Stated exercise 1
Answer each question from the court opinion below, labeling your answers (a), (b), and (c) to match.
(a) What offense did Richard Karelas plead no contest to?
(b) When did law enforcement officers find ammunition, and where was it?
(c) What did the court find about the first stalking case at the March 2006 hearing?
Stated exercise 2
Decide whether each statement agrees with the court opinion below. Answer yes or no for each, labeled (a), (b), (c), and quote the words of the opinion that settle it.
(a) The appellate court agreed that the trial court exceeded its jurisdiction in imposing the no-contact order.
(b) The two-year prison sentence was to run consecutively to the sentence Karelas was already serving.
(c) After his 2004 stalking conviction, Karelas was sentenced to prison.

Passage shown
————————

Opinion
NOT TO BE PUBLISHED
Super. Ct. No. 05F10726
ROBIE, J.
Defendant Richard Karelas pled no contest to possession of ammunition by a person prohibited from possessing a firearm in exchange for dismissal of a prior strike allegation and a two-year prison sentence to be served concurrently with another sentence he was already serving.
On appeal, he contends: (1) the trial court violated his right to due process by not complying with the terms of the plea agreement regarding custody credits; and (2) the trial court erred in imposing a 10-year no-contact order because it lacked the authority to do so. We reject defendant’s argument that his right to due process was violated, but agree the trial court acted in excess of jurisdiction in imposing the no-contact order. Nevertheless, because the court imposed the no-contact order pursuant to the terms of a negotiated plea agreement that greatly benefited defendant, we conclude defendant is estopped from challenging the no-contact order on appeal. Accordingly, we will affirm the judgment.
FACTUAL AND PROCEDURAL BACKGROUND
In 2004, in case No. 01F05331, (the first stalking case) defendant was convicted of stalking pursuant to Penal Code section 646.9 and two other offenses and was granted probation. In December 2005, law enforcement officers found ammunition in a dresser in his bedroom. As a result, defendant was charged in this case (case No. 05F10726 (the ammunition case)) with possession of ammunition by a person prohibited from possessing a firearm, along with a prior strike allegation.
All further statutory references are to the Penal Code unless otherwise indicated.
In March 2006, the court held a combined preliminary hearing in the ammunition case and another case in which defendant was charged with stalking and another charge (case No. 05F10725 -- the second stalking case), along with a probation violation hearing in the first stalking case. The court found defendant violated his probation in the first stalking case and held him to answer in the two other cases.

————————

Data excerpts
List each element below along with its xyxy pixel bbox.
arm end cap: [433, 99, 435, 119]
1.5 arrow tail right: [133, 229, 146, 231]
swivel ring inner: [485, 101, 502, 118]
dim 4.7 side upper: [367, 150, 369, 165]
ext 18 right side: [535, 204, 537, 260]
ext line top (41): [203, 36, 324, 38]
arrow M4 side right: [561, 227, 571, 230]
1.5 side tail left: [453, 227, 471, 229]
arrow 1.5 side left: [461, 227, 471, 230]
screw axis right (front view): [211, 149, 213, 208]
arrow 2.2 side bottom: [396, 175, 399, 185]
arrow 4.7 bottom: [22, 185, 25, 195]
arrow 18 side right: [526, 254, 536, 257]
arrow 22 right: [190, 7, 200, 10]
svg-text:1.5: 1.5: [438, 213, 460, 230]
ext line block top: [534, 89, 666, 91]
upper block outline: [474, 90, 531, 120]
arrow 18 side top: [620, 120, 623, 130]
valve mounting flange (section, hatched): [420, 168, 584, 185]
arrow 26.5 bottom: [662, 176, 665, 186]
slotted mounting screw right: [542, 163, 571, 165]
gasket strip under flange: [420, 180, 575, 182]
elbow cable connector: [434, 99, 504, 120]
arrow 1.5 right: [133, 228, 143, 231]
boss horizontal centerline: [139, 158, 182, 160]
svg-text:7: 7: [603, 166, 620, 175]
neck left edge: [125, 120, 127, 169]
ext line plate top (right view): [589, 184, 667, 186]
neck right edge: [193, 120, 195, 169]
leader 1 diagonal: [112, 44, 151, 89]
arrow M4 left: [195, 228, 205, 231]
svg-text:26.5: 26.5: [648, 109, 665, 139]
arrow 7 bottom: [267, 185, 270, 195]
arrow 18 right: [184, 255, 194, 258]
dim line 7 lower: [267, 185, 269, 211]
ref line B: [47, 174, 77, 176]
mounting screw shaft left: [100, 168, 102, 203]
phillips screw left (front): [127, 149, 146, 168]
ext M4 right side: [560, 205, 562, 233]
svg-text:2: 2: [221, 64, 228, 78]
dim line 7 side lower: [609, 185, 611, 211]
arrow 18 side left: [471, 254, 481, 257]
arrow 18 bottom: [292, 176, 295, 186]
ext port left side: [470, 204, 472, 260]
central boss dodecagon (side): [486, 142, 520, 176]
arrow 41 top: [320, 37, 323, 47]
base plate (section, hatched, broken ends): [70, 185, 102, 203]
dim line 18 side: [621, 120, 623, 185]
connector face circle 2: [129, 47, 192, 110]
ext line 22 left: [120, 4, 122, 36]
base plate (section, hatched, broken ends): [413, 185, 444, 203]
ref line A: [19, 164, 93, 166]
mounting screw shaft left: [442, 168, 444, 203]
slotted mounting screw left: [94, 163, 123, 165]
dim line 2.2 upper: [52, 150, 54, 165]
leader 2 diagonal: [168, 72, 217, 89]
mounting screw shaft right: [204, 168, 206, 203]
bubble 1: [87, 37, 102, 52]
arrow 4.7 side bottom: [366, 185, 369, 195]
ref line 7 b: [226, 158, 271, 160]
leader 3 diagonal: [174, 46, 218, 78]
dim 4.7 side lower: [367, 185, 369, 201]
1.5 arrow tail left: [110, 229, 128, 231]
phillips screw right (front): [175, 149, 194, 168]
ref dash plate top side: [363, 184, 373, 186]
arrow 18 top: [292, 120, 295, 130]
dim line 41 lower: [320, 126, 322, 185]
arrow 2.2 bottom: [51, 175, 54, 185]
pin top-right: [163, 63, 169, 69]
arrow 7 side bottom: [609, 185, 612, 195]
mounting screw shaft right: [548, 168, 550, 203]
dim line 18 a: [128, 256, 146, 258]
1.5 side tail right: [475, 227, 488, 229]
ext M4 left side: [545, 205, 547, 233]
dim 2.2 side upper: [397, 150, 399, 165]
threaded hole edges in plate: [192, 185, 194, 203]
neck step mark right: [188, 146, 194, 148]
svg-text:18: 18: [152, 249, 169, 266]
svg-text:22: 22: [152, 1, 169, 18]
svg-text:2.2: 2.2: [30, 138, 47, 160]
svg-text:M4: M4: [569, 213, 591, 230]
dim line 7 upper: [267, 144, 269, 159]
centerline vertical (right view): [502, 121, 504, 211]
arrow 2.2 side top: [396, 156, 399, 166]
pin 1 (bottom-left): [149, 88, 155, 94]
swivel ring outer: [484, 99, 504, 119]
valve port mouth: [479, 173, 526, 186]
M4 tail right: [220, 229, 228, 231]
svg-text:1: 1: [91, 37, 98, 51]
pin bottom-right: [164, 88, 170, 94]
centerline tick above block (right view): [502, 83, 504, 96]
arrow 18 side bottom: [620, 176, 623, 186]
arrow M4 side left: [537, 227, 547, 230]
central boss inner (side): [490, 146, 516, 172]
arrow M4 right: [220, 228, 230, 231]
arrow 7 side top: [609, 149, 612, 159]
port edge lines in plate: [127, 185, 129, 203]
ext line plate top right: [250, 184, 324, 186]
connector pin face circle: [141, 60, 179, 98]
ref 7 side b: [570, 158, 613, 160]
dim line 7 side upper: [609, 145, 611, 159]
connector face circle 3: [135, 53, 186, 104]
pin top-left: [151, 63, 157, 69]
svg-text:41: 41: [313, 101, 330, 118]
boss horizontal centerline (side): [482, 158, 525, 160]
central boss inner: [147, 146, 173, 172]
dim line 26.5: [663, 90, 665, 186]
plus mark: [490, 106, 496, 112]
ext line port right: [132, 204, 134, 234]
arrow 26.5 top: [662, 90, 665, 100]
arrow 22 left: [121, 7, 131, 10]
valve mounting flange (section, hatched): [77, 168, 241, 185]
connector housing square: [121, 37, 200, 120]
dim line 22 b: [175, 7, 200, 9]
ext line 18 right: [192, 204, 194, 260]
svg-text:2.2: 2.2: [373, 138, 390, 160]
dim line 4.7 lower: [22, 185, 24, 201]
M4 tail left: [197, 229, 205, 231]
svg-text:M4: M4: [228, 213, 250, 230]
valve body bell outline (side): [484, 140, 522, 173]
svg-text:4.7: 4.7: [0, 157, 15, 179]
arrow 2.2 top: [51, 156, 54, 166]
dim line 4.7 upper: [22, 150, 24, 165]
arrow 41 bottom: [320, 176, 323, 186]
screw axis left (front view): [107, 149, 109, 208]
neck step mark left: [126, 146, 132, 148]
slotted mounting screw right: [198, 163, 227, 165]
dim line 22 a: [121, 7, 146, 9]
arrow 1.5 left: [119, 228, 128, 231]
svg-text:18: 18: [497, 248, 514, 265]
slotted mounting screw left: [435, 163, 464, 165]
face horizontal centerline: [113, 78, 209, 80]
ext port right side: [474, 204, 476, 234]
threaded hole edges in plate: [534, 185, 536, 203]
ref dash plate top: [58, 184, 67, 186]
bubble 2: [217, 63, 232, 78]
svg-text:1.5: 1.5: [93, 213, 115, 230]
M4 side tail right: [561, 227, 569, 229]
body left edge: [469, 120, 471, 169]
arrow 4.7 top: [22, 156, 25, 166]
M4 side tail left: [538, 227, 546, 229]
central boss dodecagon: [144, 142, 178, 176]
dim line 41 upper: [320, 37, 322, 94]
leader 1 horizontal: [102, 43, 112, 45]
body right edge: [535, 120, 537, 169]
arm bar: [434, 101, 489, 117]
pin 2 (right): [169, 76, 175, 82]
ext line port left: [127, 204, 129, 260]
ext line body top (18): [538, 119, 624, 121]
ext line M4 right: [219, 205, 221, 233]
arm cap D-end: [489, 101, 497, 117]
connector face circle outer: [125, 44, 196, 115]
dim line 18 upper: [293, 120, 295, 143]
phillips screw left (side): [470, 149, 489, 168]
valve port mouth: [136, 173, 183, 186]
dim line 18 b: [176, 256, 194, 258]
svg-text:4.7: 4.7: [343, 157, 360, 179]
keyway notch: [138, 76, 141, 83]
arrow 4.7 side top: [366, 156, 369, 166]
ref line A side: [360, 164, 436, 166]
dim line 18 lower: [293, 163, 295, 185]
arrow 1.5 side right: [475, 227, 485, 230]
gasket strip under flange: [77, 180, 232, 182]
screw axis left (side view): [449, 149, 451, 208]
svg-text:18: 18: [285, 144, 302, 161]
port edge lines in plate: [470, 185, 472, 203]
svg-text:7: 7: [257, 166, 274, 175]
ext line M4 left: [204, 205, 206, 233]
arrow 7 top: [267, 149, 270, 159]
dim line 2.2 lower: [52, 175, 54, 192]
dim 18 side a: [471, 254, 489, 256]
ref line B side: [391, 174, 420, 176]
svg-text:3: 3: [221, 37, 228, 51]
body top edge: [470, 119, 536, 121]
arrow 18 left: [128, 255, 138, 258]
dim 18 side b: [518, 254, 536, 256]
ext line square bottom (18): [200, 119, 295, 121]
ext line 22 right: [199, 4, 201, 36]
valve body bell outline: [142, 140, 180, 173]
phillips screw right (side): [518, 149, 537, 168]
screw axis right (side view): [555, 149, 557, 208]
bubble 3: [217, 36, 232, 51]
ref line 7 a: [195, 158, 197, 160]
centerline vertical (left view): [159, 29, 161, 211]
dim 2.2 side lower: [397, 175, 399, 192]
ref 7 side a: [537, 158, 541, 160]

————————

Result 1
(a) Possession of ammunition by a person prohibited from possessing a firearm.
(b) In December 2005, in a dresser in his bedroom.
(c) The court found that he violated his probation in the first stalking case.

Result 2
(a) Yes: "agree the trial court acted in excess of jurisdiction in imposing the no-contact order"
(b) No: "to be served concurrently with another sentence he was already serving"
(c) No: "was granted probation"